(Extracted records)
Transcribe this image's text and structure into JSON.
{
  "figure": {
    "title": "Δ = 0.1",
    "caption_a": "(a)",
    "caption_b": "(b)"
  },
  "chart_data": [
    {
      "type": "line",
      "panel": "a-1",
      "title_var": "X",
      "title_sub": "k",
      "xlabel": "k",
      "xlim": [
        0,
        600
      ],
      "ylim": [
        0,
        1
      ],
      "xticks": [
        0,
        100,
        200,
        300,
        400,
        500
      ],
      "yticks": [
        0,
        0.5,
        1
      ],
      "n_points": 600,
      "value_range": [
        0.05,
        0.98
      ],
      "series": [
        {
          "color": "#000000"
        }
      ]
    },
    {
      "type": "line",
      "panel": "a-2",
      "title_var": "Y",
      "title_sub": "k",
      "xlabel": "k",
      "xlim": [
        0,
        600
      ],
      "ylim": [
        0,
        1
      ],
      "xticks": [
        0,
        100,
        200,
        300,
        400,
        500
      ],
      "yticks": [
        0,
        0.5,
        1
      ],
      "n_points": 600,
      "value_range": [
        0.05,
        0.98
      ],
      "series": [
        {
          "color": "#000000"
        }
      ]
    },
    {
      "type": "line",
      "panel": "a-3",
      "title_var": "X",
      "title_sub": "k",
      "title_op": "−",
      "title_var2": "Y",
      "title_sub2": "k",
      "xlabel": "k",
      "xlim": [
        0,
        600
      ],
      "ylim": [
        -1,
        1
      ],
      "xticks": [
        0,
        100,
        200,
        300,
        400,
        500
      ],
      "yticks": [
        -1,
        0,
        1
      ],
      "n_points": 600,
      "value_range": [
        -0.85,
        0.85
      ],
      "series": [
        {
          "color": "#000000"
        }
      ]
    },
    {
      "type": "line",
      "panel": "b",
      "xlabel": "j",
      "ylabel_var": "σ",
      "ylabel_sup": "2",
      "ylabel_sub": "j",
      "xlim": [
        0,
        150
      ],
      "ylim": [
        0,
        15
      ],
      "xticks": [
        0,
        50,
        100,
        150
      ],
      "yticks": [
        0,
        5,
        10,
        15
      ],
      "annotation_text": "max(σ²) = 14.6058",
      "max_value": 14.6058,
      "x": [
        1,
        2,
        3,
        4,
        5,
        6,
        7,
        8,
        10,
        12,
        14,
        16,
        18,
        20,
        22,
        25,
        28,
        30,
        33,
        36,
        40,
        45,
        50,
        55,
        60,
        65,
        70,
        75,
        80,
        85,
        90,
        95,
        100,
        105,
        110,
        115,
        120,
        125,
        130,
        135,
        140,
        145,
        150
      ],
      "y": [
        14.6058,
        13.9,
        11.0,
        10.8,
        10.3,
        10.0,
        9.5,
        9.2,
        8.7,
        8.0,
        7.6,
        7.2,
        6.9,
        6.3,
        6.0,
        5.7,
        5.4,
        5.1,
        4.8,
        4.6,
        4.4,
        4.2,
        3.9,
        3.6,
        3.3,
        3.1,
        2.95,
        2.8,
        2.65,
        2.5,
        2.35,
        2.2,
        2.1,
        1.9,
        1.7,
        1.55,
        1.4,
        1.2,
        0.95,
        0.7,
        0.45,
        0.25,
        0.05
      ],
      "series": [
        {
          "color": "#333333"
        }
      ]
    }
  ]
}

▶ What is needed
Write out the entries above word for word.

▶ In response
Transcribe this image's text and structure into JSON.
{
  "figure": {
    "title": "Δ = 0.1",
    "caption_a": "(a)",
    "caption_b": "(b)"
  },
  "chart_data": [
    {
      "type": "line",
      "panel": "a-1",
      "title_var": "X",
      "title_sub": "k",
      "xlabel": "k",
      "xlim": [
        0,
        600
      ],
      "ylim": [
        0,
        1
      ],
      "xticks": [
        0,
        100,
        200,
        300,
        400,
        500
      ],
      "yticks": [
        0,
        0.5,
        1
      ],
      "n_points": 600,
      "value_range": [
        0.05,
        0.98
      ],
      "series": [
        {
          "color": "#000000"
        }
      ]
    },
    {
      "type": "line",
      "panel": "a-2",
      "title_var": "Y",
      "title_sub": "k",
      "xlabel": "k",
      "xlim": [
        0,
        600
      ],
      "ylim": [
        0,
        1
      ],
      "xticks": [
        0,
        100,
        200,
        300,
        400,
        500
      ],
      "yticks": [
        0,
        0.5,
        1
      ],
      "n_points": 600,
      "value_range": [
        0.05,
        0.98
      ],
      "series": [
        {
          "color": "#000000"
        }
      ]
    },
    {
      "type": "line",
      "panel": "a-3",
      "title_var": "X",
      "title_sub": "k",
      "title_op": "−",
      "title_var2": "Y",
      "title_sub2": "k",
      "xlabel": "k",
      "xlim": [
        0,
        600
      ],
      "ylim": [
        -1,
        1
      ],
      "xticks": [
        0,
        100,
        200,
        300,
        400,
        500
      ],
      "yticks": [
        -1,
        0,
        1
      ],
      "n_points": 600,
      "value_range": [
        -0.85,
        0.85
      ],
      "series": [
        {
          "color": "#000000"
        }
      ]
    },
    {
      "type": "line",
      "panel": "b",
      "xlabel": "j",
      "ylabel_var": "σ",
      "ylabel_sup": "2",
      "ylabel_sub": "j",
      "xlim": [
        0,
        150
      ],
      "ylim": [
        0,
        15
      ],
      "xticks": [
        0,
        50,
        100,
        150
      ],
      "yticks": [
        0,
        5,
        10,
        15
      ],
      "annotation_text": "max(σ²) = 14.6058",
      "max_value": 14.6058,
      "x": [
        1,
        2,
        3,
        4,
        5,
        6,
        7,
        8,
        10,
        12,
        14,
        16,
        18,
        20,
        22,
        25,
        28,
        30,
        33,
        36,
        40,
        45,
        50,
        55,
        60,
        65,
        70,
        75,
        80,
        85,
        90,
        95,
        100,
        105,
        110,
        115,
        120,
        125,
        130,
        135,
        140,
        145,
        150
      ],
      "y": [
        14.6058,
        13.9,
        11.0,
        10.8,
        10.3,
        10.0,
        9.5,
        9.2,
        8.7,
        8.0,
        7.6,
        7.2,
        6.9,
        6.3,
        6.0,
        5.7,
        5.4,
        5.1,
        4.8,
        4.6,
        4.4,
        4.2,
        3.9,
        3.6,
        3.3,
        3.1,
        2.95,
        2.8,
        2.65,
        2.5,
        2.35,
        2.2,
        2.1,
        1.9,
        1.7,
        1.55,
        1.4,
        1.2,
        0.95,
        0.7,
        0.45,
        0.25,
        0.05
      ],
      "series": [
        {
          "color": "#333333"
        }
      ]
    }
  ]
}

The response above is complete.